= Written problem =
Reproduce all of the material exactly as shown.

= Material provided =
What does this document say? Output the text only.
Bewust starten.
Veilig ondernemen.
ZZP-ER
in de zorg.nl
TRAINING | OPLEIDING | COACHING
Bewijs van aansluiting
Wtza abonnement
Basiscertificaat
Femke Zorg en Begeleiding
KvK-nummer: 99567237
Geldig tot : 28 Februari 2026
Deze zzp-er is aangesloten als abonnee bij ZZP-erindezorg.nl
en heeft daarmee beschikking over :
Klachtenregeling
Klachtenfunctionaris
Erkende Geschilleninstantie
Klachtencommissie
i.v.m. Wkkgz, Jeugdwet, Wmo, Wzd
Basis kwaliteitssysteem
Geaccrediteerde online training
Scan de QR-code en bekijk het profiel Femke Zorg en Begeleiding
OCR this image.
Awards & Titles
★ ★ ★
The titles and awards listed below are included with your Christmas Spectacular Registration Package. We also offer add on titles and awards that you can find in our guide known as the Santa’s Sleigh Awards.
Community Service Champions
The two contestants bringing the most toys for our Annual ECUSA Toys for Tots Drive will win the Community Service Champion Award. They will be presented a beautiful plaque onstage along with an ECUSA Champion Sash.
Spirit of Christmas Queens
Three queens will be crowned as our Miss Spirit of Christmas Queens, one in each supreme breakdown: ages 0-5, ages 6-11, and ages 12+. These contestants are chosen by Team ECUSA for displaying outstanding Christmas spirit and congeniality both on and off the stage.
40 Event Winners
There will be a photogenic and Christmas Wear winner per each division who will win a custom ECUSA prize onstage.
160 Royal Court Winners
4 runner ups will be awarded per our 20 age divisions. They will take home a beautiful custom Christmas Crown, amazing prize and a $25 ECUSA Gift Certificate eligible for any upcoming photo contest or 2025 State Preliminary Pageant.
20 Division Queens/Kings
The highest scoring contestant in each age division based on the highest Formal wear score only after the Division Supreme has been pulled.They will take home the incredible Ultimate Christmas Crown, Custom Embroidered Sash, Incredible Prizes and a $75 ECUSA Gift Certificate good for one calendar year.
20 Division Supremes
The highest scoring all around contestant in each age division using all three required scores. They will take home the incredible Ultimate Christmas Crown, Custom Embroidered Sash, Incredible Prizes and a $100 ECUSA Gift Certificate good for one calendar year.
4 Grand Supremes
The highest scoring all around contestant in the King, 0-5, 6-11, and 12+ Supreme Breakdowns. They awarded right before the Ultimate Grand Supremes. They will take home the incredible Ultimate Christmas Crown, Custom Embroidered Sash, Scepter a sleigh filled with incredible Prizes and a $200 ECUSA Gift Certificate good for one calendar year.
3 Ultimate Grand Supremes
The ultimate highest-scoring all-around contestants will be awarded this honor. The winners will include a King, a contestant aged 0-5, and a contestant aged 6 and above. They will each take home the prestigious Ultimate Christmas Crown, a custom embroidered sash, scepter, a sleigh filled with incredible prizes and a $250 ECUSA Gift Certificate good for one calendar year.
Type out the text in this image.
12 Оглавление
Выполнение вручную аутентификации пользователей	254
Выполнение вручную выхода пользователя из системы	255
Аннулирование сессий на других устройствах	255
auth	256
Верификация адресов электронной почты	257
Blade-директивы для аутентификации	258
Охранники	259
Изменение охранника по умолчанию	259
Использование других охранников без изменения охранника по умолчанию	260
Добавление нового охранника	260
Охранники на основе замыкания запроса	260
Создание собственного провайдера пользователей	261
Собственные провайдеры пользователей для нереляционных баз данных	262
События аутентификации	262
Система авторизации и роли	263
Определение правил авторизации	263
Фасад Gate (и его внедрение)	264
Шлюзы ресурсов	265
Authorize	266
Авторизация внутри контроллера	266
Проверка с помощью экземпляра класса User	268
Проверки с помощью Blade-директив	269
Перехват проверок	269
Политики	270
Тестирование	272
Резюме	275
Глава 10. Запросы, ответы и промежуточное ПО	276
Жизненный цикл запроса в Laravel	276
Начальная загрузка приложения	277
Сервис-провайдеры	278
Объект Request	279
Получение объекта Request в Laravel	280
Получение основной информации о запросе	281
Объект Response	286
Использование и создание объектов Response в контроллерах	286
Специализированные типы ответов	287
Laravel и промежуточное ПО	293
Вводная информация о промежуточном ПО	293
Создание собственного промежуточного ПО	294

= Full output =
What does this document say? Output the text only.
Bewust starten.
Veilig ondernemen.
ZZP-ER
in de zorg.nl
TRAINING | OPLEIDING | COACHING
Bewijs van aansluiting
Wtza abonnement
Basiscertificaat
Femke Zorg en Begeleiding
KvK-nummer: 99567237
Geldig tot : 28 Februari 2026
Deze zzp-er is aangesloten als abonnee bij ZZP-erindezorg.nl
en heeft daarmee beschikking over :
Klachtenregeling
Klachtenfunctionaris
Erkende Geschilleninstantie
Klachtencommissie
i.v.m. Wkkgz, Jeugdwet, Wmo, Wzd
Basis kwaliteitssysteem
Geaccrediteerde online training
Scan de QR-code en bekijk het profiel Femke Zorg en Begeleiding
OCR this image.
Awards & Titles
★ ★ ★
The titles and awards listed below are included with your Christmas Spectacular Registration Package. We also offer add on titles and awards that you can find in our guide known as the Santa’s Sleigh Awards.
Community Service Champions
The two contestants bringing the most toys for our Annual ECUSA Toys for Tots Drive will win the Community Service Champion Award. They will be presented a beautiful plaque onstage along with an ECUSA Champion Sash.
Spirit of Christmas Queens
Three queens will be crowned as our Miss Spirit of Christmas Queens, one in each supreme breakdown: ages 0-5, ages 6-11, and ages 12+. These contestants are chosen by Team ECUSA for displaying outstanding Christmas spirit and congeniality both on and off the stage.
40 Event Winners
There will be a photogenic and Christmas Wear winner per each division who will win a custom ECUSA prize onstage.
160 Royal Court Winners
4 runner ups will be awarded per our 20 age divisions. They will take home a beautiful custom Christmas Crown, amazing prize and a $25 ECUSA Gift Certificate eligible for any upcoming photo contest or 2025 State Preliminary Pageant.
20 Division Queens/Kings
The highest scoring contestant in each age division based on the highest Formal wear score only after the Division Supreme has been pulled.They will take home the incredible Ultimate Christmas Crown, Custom Embroidered Sash, Incredible Prizes and a $75 ECUSA Gift Certificate good for one calendar year.
20 Division Supremes
The highest scoring all around contestant in each age division using all three required scores. They will take home the incredible Ultimate Christmas Crown, Custom Embroidered Sash, Incredible Prizes and a $100 ECUSA Gift Certificate good for one calendar year.
4 Grand Supremes
The highest scoring all around contestant in the King, 0-5, 6-11, and 12+ Supreme Breakdowns. They awarded right before the Ultimate Grand Supremes. They will take home the incredible Ultimate Christmas Crown, Custom Embroidered Sash, Scepter a sleigh filled with incredible Prizes and a $200 ECUSA Gift Certificate good for one calendar year.
3 Ultimate Grand Supremes
The ultimate highest-scoring all-around contestants will be awarded this honor. The winners will include a King, a contestant aged 0-5, and a contestant aged 6 and above. They will each take home the prestigious Ultimate Christmas Crown, a custom embroidered sash, scepter, a sleigh filled with incredible prizes and a $250 ECUSA Gift Certificate good for one calendar year.
Type out the text in this image.
12 Оглавление
Выполнение вручную аутентификации пользователей	254
Выполнение вручную выхода пользователя из системы	255
Аннулирование сессий на других устройствах	255
auth	256
Верификация адресов электронной почты	257
Blade-директивы для аутентификации	258
Охранники	259
Изменение охранника по умолчанию	259
Использование других охранников без изменения охранника по умолчанию	260
Добавление нового охранника	260
Охранники на основе замыкания запроса	260
Создание собственного провайдера пользователей	261
Собственные провайдеры пользователей для нереляционных баз данных	262
События аутентификации	262
Система авторизации и роли	263
Определение правил авторизации	263
Фасад Gate (и его внедрение)	264
Шлюзы ресурсов	265
Authorize	266
Авторизация внутри контроллера	266
Проверка с помощью экземпляра класса User	268
Проверки с помощью Blade-директив	269
Перехват проверок	269
Политики	270
Тестирование	272
Резюме	275
Глава 10. Запросы, ответы и промежуточное ПО	276
Жизненный цикл запроса в Laravel	276
Начальная загрузка приложения	277
Сервис-провайдеры	278
Объект Request	279
Получение объекта Request в Laravel	280
Получение основной информации о запросе	281
Объект Response	286
Использование и создание объектов Response в контроллерах	286
Специализированные типы ответов	287
Laravel и промежуточное ПО	293
Вводная информация о промежуточном ПО	293
Создание собственного промежуточного ПО	294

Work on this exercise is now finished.